Radioreceptor Binding Profile of the Atypical Antipsychotic Olanzapine

The affinities of olanzapine, clozapine, haloperidol, and four potential antipsychotics were compared on binding to the neuronal receptors of a number of neurotransmitters. In both rat tissues and cell lines transfected with human receptors olanzapine had high affinity for dopamine D1, D2, D4, serotonin (5HT)2A, 5HT2C, 5HT3, alpha 1-adrenergic, histamine H1, and five muscarinic receptor subtypes. Olanzapine had lower affinity for alpha 2-adrenergic receptors and relatively low affinity for 5HT1 subtypes, GABAA, beta-adrenergic receptors, and benzodiazepine binding sites. The receptor binding affinities for olanzapine was quite similar in tissues from rat and human brain. The binding profile of olanzapine was comparable to the atypical antipsychotic clozapine, while the binding profiles for haloperidol, resperidone, remoxipride, Org 5222, and seroquel were substantially different from that of clozapine. The receptor binding profile of olanzapine is consistent with the antidopaminergic, antiserotonergic, and antimuscarinic activity observed in animal models and predicts atypical antipsychotic activity in man.

DATA FOR ANALYSIS:
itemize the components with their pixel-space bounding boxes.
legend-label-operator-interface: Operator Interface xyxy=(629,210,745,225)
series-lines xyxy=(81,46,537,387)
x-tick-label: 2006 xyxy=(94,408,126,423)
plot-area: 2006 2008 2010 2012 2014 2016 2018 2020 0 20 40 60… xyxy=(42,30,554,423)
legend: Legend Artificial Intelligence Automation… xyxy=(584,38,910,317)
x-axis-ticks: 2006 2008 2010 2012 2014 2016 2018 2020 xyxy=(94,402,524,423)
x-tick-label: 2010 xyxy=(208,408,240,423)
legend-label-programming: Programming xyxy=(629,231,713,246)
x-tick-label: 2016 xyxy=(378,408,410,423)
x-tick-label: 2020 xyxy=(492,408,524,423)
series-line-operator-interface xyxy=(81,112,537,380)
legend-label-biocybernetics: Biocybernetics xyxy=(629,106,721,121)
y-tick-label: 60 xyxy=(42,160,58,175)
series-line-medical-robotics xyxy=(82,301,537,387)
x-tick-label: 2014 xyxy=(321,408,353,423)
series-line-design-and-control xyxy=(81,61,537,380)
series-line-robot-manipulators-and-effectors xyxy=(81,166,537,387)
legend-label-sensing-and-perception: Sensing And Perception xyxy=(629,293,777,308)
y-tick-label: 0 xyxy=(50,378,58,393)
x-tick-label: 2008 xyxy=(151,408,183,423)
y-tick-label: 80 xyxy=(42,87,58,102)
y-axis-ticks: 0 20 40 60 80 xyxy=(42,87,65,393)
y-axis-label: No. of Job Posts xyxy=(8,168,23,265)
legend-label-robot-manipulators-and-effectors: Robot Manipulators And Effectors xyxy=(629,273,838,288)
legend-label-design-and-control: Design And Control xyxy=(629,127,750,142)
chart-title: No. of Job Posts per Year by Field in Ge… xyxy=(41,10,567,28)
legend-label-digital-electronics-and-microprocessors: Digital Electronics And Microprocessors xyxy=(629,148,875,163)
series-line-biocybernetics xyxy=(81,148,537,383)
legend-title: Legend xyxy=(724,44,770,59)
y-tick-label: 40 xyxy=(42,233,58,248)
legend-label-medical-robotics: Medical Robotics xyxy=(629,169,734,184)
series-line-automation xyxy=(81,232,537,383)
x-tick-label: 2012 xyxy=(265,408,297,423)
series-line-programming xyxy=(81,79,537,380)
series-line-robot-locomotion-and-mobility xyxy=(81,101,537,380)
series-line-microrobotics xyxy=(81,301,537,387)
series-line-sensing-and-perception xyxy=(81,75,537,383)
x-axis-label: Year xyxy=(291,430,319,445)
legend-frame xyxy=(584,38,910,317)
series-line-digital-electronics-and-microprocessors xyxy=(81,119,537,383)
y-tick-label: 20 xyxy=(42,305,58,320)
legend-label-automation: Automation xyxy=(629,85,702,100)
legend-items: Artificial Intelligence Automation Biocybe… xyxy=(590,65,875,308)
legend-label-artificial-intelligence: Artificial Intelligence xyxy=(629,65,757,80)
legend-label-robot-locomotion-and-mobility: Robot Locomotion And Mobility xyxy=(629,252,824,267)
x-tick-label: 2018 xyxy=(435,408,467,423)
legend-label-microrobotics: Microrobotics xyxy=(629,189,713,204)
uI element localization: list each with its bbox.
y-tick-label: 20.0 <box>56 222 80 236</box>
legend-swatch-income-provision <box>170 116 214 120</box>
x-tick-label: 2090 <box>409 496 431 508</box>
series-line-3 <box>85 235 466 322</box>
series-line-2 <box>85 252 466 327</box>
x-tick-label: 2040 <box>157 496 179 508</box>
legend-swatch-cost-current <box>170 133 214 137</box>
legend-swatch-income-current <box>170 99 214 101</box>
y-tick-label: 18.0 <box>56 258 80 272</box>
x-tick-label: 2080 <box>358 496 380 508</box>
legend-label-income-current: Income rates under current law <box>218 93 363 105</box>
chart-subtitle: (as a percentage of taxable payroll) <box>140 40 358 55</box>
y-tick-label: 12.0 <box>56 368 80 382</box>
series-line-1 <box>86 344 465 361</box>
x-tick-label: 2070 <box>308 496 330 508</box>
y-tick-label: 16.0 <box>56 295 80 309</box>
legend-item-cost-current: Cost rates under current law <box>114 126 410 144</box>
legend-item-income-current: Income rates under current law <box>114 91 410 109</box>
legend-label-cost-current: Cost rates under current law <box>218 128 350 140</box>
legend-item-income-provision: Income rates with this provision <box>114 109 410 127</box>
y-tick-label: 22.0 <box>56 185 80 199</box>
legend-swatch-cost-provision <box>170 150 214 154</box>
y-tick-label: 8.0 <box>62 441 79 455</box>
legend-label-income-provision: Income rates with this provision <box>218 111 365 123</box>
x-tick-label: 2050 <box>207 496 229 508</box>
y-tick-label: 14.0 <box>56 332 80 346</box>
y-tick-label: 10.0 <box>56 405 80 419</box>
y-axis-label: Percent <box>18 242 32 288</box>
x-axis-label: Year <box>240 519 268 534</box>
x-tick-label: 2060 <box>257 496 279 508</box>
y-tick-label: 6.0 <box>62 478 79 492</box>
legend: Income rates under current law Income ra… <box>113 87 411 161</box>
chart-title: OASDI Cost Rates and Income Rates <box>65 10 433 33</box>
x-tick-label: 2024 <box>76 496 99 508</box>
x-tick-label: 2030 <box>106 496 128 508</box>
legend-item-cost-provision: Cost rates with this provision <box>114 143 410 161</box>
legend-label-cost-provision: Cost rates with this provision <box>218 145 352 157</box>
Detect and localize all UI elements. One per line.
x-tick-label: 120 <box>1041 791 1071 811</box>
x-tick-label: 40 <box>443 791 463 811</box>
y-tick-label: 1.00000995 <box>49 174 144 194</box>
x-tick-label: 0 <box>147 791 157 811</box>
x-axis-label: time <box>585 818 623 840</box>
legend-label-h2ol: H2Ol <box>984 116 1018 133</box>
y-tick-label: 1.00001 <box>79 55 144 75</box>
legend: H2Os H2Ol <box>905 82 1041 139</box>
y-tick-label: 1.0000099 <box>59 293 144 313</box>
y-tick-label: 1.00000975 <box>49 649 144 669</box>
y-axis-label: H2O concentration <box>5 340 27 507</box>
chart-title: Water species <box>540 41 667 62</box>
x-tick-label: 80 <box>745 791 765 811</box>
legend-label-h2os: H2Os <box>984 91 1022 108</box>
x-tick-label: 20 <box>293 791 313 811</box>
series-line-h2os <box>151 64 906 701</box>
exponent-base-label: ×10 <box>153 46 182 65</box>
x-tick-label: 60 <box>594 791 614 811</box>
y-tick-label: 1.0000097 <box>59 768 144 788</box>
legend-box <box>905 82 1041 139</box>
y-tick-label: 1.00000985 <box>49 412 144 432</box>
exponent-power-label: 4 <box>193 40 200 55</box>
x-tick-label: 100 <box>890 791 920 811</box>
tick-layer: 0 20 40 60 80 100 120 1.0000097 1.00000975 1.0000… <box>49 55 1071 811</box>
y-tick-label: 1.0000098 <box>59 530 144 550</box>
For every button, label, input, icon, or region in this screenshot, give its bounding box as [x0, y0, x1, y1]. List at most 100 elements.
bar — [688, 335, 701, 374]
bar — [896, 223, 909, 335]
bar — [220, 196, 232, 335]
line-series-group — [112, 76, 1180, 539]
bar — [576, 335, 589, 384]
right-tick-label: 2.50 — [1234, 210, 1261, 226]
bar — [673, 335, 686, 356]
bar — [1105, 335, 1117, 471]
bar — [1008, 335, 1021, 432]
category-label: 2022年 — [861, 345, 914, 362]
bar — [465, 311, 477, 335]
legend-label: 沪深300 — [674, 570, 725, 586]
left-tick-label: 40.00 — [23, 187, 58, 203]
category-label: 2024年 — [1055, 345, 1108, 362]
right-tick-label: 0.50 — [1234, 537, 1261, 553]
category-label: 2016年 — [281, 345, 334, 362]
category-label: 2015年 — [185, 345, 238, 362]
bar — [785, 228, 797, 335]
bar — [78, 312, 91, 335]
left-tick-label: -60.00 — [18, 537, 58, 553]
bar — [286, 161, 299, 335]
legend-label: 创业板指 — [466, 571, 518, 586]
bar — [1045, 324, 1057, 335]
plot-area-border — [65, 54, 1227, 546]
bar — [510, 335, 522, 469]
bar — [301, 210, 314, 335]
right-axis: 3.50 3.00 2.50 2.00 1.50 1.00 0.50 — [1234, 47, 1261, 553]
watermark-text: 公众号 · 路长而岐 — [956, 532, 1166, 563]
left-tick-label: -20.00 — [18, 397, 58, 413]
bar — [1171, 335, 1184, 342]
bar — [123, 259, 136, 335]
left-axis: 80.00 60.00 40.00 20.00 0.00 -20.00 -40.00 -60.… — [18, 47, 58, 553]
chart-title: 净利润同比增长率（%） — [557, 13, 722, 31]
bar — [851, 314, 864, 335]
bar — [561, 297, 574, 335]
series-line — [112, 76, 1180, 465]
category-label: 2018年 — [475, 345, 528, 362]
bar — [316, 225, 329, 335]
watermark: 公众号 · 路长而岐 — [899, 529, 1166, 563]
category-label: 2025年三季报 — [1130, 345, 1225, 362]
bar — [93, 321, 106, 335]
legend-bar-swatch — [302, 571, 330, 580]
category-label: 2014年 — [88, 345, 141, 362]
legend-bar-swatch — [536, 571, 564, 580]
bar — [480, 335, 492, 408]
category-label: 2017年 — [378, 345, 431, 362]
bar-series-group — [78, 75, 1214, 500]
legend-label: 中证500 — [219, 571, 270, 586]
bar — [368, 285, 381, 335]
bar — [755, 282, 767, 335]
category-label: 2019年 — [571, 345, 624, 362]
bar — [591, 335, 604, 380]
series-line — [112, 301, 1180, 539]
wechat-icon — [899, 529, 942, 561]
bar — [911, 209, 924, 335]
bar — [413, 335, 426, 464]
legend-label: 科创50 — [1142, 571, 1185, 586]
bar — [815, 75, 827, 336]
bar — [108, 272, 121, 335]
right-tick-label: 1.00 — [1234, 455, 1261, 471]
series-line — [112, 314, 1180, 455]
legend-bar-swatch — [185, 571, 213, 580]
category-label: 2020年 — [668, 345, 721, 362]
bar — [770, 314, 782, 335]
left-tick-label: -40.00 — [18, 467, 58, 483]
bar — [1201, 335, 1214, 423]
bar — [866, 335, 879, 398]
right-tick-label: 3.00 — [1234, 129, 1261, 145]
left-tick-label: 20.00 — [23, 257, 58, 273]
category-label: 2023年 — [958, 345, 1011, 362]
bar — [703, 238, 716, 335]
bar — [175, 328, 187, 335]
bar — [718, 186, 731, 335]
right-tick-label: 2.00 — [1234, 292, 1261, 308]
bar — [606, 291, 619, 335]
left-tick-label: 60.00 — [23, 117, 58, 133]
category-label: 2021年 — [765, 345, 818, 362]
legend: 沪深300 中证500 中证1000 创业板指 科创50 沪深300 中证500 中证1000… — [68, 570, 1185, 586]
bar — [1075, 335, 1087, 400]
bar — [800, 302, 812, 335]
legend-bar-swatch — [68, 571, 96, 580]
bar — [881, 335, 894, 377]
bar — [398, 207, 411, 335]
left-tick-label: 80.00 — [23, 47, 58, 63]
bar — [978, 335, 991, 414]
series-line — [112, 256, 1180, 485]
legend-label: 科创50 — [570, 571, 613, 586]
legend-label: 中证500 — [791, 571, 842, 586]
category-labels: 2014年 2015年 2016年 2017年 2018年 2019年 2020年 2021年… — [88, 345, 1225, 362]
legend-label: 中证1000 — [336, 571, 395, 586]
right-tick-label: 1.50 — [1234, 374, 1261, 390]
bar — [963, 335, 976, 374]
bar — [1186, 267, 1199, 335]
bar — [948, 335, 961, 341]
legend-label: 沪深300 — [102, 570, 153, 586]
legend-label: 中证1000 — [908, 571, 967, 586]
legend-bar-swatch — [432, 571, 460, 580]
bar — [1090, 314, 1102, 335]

ASSIGNMENT 1:
Answer these questions from the olanzapine text:
(a) How many muscarinic receptor subtypes did olanzapine show high affinity for?
(b) Which adrenergic receptors did olanzapine have lower affinity for?
(c) Which antipsychotic had a binding profile comparable to that of olanzapine?
ASSIGNMENT 2: Summarize the olanzapine text in two sentences.
The records play no part in these tasks.

WRITTEN ANSWER 1:
(a) Five.
(b) Alpha 2-adrenergic receptors.
(c) Clozapine.

WRITTEN ANSWER 2: Olanzapine had high affinity for several dopamine, serotonin, alpha 1-adrenergic, histamine H1, and muscarinic receptors, with lower affinity for others such as alpha 2-adrenergic, 5HT1, GABAA, and beta-adrenergic receptors and benzodiazepine binding sites. Its profile was comparable to clozapine's and predicts atypical antipsychotic activity in man.